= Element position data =
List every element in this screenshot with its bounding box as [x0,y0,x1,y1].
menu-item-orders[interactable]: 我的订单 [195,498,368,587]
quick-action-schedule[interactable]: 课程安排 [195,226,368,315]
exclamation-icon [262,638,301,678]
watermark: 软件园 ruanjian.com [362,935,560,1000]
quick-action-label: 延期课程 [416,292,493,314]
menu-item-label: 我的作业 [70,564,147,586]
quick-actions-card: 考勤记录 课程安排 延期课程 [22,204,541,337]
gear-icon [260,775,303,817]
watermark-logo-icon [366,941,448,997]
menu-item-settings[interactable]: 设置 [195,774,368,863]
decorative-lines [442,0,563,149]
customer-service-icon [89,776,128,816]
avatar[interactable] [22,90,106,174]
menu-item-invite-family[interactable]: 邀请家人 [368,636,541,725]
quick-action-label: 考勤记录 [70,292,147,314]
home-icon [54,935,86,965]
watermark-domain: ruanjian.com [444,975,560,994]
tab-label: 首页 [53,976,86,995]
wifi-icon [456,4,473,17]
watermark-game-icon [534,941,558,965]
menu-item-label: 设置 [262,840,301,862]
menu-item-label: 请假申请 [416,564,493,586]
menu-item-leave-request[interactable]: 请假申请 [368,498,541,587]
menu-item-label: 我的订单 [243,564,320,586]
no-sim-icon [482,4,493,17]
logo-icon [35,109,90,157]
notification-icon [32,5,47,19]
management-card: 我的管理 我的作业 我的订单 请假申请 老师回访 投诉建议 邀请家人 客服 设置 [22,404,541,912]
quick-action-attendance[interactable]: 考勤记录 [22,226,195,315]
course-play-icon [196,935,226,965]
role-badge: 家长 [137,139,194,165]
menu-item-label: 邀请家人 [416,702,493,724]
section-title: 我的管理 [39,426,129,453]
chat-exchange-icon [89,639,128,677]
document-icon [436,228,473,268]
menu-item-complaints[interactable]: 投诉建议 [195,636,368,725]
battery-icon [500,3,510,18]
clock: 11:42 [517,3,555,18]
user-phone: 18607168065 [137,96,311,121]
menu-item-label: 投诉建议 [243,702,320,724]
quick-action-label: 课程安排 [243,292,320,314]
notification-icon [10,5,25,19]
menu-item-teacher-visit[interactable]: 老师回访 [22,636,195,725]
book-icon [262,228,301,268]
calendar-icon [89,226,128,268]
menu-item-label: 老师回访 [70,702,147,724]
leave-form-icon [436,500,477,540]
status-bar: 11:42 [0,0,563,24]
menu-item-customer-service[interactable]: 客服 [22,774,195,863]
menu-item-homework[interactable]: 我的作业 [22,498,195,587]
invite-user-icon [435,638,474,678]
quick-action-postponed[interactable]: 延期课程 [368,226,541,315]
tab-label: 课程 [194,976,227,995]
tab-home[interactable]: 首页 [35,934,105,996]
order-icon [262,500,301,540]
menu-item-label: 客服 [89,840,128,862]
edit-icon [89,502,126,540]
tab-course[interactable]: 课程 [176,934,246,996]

...

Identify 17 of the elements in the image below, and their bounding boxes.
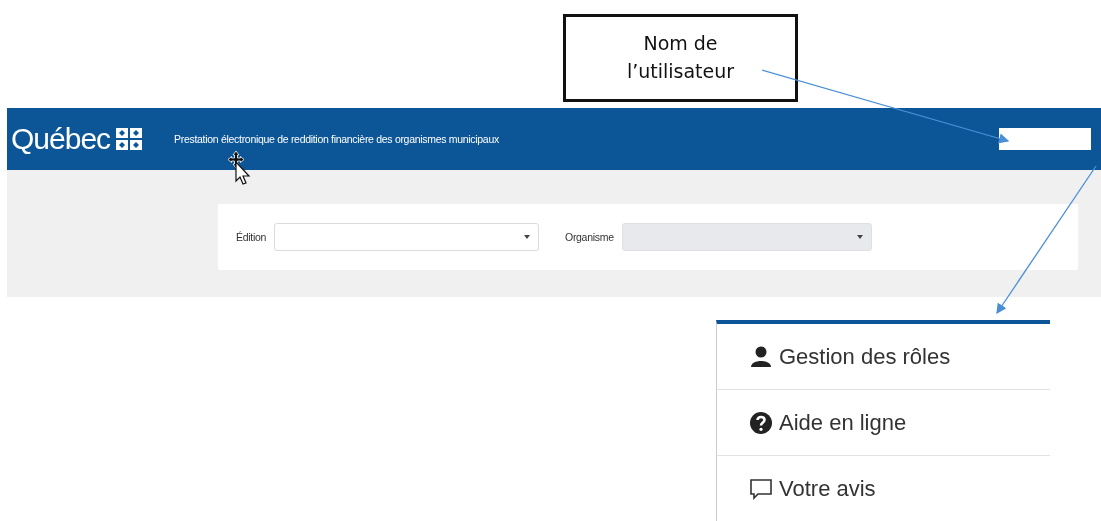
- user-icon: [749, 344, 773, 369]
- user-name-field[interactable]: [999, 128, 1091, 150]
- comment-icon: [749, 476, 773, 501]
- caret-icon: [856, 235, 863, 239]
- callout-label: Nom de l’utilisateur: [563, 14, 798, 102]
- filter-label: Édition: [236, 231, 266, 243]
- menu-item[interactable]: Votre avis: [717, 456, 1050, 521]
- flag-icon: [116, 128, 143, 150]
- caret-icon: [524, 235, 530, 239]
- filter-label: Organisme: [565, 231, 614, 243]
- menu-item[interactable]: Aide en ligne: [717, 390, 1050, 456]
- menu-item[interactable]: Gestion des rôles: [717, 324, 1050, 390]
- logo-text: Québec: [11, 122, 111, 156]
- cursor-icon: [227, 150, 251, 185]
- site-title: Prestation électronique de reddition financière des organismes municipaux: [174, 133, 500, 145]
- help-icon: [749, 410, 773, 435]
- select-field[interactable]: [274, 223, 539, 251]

= Task requirements =
Print the lines of the records above from the line with "List every element" to the line with "watermark-logo-icon [366,941,448,997]", both included, without changing them.

= Solved exercise =
List every element in this screenshot with its bounding box as [x0,y0,x1,y1].
menu-item-orders[interactable]: 我的订单 [195,498,368,587]
quick-action-schedule[interactable]: 课程安排 [195,226,368,315]
exclamation-icon [262,638,301,678]
watermark: 软件园 ruanjian.com [362,935,560,1000]
quick-action-label: 延期课程 [416,292,493,314]
menu-item-label: 我的作业 [70,564,147,586]
quick-actions-card: 考勤记录 课程安排 延期课程 [22,204,541,337]
gear-icon [260,775,303,817]
watermark-logo-icon [366,941,448,997]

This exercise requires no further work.